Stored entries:
begin

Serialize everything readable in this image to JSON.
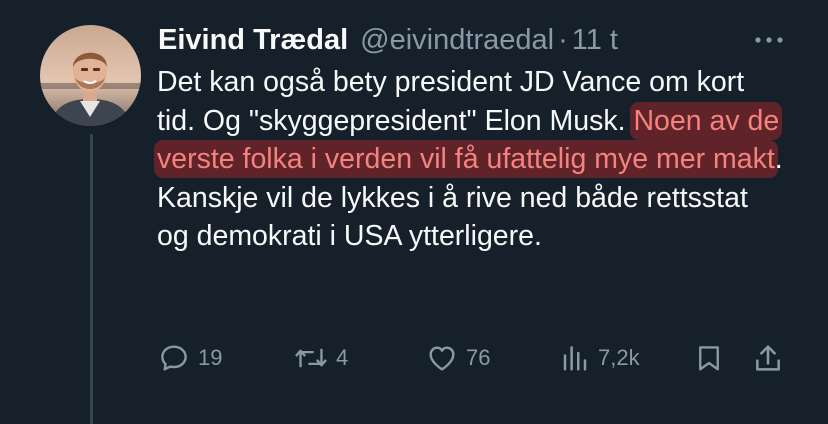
{
  "tweet": {
    "author_name": "Eivind Trædal",
    "author_handle": "@eivindtraedal",
    "separator": "·",
    "time": "11 t",
    "text_before": "Det kan også bety president JD Vance om kort tid. Og \"skyggepresident\" Elon Musk. ",
    "text_highlighted": "Noen av de verste folka i verden vil få ufattelig mye mer makt",
    "text_after": ". Kanskje vil de lykkes i å rive ned både rettsstat og demokrati i USA ytterligere.",
    "highlight_color": "#e0302a"
  },
  "actions": {
    "replies": "19",
    "reposts": "4",
    "likes": "76",
    "views": "7,2k"
  },
  "colors": {
    "background": "#15202b",
    "text": "#f7f9f9",
    "muted": "#8b98a5"
  },
  "icons": [
    "more-icon",
    "reply-icon",
    "repost-icon",
    "like-icon",
    "views-icon",
    "bookmark-icon",
    "share-icon"
  ]
}
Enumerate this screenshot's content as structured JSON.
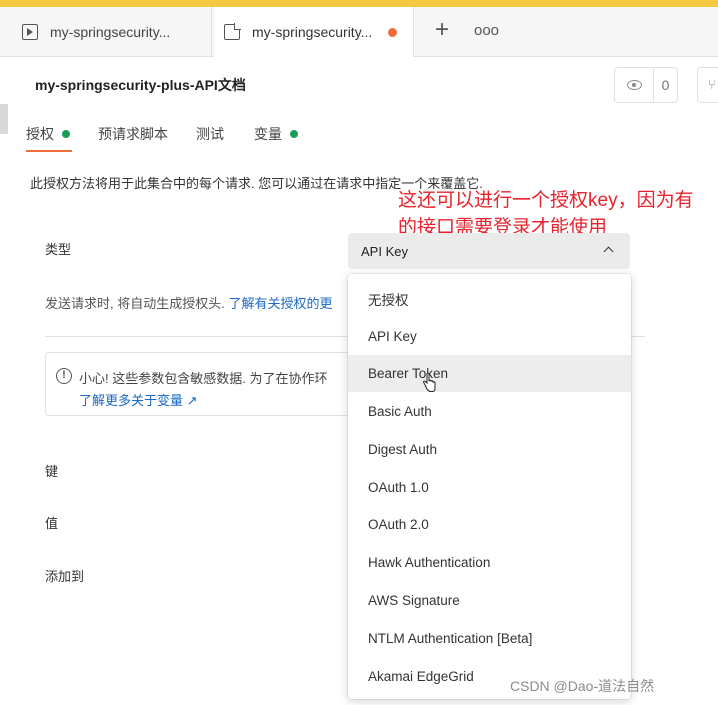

end

[BRIEF]
Take every line containing the word "JSON" and copy it.

[FULL ANSWER]
Serialize everything readable in this image to JSON.
Enumerate this screenshot's content as structured JSON.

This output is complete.